A run of records:
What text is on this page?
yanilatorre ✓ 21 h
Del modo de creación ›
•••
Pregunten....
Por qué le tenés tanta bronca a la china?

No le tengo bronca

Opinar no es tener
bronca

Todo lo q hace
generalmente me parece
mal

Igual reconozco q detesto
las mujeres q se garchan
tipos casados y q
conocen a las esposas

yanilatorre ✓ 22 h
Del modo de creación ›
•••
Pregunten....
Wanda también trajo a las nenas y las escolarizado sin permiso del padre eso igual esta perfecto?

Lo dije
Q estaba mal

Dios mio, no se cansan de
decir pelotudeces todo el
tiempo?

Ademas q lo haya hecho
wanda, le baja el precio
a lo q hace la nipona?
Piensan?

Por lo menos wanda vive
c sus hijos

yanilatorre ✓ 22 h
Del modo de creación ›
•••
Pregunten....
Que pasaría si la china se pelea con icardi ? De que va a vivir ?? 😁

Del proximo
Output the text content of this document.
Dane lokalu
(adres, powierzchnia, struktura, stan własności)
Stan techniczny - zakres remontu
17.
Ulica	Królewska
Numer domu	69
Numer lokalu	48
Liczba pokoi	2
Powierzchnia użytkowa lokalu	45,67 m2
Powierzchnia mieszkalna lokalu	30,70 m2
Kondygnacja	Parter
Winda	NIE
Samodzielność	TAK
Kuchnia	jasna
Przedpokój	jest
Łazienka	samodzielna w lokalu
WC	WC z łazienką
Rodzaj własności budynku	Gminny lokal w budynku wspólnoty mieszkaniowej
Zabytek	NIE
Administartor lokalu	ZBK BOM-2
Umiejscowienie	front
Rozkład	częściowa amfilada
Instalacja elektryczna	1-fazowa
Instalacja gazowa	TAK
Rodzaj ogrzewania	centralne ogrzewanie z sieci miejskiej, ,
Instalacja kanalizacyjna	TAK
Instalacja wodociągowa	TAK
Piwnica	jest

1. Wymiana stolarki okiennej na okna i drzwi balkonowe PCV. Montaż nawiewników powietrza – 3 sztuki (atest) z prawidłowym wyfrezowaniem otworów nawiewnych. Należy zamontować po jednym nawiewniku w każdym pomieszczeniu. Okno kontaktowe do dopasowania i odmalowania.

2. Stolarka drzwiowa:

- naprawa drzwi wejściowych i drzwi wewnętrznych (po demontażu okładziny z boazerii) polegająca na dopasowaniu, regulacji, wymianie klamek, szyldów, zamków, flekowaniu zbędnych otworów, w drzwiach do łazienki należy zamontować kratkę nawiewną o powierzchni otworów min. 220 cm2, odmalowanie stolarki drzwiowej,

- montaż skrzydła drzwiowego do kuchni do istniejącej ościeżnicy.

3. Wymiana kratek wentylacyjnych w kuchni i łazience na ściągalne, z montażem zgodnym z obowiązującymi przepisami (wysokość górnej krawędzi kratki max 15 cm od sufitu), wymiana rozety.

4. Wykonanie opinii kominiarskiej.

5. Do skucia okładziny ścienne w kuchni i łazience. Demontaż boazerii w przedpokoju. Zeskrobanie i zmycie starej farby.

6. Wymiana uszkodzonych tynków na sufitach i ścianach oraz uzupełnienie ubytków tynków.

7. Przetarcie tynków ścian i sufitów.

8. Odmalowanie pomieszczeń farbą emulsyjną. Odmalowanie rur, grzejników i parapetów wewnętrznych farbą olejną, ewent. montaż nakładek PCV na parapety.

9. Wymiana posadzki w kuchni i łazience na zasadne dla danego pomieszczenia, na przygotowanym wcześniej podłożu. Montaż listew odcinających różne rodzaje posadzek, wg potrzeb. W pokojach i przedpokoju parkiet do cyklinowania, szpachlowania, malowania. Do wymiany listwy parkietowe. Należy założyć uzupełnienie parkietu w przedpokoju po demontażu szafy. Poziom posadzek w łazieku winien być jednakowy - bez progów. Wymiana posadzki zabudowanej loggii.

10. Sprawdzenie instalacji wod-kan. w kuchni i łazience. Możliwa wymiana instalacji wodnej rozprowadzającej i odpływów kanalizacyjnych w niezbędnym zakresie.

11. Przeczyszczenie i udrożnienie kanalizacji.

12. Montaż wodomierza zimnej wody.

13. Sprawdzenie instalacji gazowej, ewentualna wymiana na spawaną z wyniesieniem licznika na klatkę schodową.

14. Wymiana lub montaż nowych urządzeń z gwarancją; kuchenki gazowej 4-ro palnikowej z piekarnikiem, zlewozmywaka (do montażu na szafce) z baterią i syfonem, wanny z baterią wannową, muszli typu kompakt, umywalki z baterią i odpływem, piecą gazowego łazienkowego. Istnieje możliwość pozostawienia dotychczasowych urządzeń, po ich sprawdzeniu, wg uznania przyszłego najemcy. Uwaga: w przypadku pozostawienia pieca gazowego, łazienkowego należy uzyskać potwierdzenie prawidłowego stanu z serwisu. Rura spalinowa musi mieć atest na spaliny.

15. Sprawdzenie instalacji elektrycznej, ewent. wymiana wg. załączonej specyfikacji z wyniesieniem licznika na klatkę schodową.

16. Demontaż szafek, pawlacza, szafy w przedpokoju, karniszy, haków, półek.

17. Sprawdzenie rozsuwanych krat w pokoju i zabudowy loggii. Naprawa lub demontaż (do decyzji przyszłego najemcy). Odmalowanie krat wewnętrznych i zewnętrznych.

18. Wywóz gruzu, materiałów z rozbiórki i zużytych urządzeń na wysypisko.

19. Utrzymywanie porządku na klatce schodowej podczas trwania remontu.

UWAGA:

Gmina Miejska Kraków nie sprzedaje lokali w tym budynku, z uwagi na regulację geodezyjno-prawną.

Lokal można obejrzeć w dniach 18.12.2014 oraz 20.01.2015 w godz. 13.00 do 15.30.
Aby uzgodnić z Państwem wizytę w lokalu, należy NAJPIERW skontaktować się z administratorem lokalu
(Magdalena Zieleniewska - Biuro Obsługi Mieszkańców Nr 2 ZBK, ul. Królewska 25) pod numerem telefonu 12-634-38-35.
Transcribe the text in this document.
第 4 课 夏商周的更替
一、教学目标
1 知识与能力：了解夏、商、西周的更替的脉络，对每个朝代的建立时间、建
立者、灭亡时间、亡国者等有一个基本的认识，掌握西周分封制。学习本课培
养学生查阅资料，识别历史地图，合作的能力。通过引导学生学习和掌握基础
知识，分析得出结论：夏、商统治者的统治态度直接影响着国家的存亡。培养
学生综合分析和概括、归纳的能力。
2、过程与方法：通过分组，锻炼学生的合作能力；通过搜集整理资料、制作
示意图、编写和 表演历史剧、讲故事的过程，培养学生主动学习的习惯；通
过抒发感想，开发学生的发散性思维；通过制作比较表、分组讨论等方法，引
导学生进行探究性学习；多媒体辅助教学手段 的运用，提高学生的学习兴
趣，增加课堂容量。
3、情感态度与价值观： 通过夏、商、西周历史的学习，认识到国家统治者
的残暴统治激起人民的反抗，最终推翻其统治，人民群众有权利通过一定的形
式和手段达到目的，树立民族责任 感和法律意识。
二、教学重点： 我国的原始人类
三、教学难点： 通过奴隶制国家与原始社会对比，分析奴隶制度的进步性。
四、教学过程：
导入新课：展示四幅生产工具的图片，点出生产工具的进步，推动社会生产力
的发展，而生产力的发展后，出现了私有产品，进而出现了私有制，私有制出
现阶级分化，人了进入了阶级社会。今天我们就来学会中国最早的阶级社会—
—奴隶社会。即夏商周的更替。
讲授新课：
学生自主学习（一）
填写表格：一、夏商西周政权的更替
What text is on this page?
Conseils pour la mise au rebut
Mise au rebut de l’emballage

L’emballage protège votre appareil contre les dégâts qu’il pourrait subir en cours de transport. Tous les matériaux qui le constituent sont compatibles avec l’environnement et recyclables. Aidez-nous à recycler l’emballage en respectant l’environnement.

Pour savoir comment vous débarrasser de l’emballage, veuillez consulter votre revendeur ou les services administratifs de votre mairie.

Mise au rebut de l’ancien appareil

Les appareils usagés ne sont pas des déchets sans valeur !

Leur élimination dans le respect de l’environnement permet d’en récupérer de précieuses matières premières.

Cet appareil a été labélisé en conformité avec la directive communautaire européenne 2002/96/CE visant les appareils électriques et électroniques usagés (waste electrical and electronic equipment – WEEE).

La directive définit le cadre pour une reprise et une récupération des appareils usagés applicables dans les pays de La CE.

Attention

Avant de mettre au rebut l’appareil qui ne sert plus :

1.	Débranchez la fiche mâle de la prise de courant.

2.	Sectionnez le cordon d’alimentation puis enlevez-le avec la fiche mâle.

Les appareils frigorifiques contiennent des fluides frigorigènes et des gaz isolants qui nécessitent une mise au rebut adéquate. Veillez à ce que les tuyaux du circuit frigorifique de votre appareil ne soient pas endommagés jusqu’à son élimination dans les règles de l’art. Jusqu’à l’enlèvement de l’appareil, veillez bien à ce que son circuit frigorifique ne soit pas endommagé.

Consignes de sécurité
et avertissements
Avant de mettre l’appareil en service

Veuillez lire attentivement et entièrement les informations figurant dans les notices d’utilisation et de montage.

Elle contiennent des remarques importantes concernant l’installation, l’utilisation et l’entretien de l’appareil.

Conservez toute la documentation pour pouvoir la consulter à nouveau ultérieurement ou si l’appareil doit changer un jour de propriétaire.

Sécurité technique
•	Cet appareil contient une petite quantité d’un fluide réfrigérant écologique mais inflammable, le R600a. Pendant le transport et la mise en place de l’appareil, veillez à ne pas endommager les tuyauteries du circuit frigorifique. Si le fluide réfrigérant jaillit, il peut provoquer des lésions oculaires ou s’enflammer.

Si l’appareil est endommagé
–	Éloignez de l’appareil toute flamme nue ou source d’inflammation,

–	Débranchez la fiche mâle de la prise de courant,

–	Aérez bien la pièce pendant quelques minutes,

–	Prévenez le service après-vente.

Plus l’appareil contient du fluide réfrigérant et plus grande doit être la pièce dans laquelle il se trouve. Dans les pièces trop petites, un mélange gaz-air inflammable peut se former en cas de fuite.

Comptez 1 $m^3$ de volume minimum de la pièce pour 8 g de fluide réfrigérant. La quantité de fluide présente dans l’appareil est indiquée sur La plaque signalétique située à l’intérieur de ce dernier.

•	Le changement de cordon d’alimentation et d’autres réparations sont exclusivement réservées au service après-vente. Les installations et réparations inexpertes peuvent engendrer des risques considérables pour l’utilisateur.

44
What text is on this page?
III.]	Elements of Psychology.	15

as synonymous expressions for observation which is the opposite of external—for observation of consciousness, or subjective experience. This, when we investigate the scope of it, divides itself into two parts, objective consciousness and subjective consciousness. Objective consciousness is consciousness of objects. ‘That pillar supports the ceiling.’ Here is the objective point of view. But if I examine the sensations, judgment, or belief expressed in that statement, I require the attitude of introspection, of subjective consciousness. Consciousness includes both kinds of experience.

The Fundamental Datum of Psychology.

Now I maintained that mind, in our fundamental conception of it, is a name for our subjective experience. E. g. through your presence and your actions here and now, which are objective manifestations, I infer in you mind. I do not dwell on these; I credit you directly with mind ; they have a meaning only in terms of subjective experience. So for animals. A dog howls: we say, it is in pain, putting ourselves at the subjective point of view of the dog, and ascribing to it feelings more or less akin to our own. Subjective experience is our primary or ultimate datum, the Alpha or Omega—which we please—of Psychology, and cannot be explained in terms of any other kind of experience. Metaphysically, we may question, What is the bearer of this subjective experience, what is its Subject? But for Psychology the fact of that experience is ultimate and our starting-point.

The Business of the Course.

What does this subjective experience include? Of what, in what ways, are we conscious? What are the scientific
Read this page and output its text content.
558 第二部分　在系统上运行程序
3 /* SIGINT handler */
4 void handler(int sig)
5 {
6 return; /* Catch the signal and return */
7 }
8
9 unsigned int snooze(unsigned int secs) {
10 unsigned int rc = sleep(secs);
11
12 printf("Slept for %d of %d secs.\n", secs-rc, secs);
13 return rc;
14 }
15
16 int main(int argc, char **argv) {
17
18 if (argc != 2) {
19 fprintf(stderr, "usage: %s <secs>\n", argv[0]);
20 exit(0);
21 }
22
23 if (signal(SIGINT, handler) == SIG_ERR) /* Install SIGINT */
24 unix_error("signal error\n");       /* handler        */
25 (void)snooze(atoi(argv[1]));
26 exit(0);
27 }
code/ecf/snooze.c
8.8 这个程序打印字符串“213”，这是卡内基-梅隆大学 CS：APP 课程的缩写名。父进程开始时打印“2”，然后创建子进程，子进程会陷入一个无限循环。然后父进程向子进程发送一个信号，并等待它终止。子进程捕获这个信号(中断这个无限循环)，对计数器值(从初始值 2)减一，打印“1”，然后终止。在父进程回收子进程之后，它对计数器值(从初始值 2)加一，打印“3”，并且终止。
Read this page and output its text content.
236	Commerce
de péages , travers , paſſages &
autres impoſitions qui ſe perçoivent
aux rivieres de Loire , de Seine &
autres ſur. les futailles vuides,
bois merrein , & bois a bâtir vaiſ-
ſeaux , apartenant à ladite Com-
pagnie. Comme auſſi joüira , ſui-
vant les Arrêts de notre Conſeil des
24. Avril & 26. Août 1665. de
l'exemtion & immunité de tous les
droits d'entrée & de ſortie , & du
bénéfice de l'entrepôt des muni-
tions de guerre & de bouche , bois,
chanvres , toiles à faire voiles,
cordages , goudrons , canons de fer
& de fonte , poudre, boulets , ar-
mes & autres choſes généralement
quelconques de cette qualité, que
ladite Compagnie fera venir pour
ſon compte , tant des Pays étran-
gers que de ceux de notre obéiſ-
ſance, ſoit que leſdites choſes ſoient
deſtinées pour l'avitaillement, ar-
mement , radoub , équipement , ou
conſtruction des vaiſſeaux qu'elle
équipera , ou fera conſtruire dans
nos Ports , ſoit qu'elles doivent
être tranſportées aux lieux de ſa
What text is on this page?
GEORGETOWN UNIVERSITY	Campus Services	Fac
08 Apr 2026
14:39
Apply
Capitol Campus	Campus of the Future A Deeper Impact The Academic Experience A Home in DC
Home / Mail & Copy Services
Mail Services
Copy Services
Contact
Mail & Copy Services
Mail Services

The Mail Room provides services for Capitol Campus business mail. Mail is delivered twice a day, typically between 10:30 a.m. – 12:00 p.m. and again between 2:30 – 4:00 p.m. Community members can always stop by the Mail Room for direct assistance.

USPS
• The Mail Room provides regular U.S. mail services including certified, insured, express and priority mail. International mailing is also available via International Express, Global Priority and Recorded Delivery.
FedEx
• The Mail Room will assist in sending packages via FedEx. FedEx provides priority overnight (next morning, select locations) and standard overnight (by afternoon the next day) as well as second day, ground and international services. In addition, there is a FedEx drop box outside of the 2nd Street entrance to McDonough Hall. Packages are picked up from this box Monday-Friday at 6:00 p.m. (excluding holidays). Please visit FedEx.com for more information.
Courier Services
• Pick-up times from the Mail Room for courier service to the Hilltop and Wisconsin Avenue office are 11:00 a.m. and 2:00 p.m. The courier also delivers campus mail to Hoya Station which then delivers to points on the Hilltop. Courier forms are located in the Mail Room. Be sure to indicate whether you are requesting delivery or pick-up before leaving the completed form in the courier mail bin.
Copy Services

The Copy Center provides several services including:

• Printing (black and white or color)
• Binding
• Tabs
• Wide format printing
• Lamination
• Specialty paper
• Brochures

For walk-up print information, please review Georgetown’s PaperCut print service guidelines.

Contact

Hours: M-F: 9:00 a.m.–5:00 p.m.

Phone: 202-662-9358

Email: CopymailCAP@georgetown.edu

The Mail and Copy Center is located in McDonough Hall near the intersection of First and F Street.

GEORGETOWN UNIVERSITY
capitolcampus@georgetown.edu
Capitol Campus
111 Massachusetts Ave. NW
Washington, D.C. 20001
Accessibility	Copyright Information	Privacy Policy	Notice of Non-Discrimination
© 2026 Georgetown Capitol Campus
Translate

▶ _BRIEF_: Search the entries for the string "return" and collect each line that has it.

▶ _TASK ANSWER_:
6 return; /* Catch the signal and return */
13 return rc;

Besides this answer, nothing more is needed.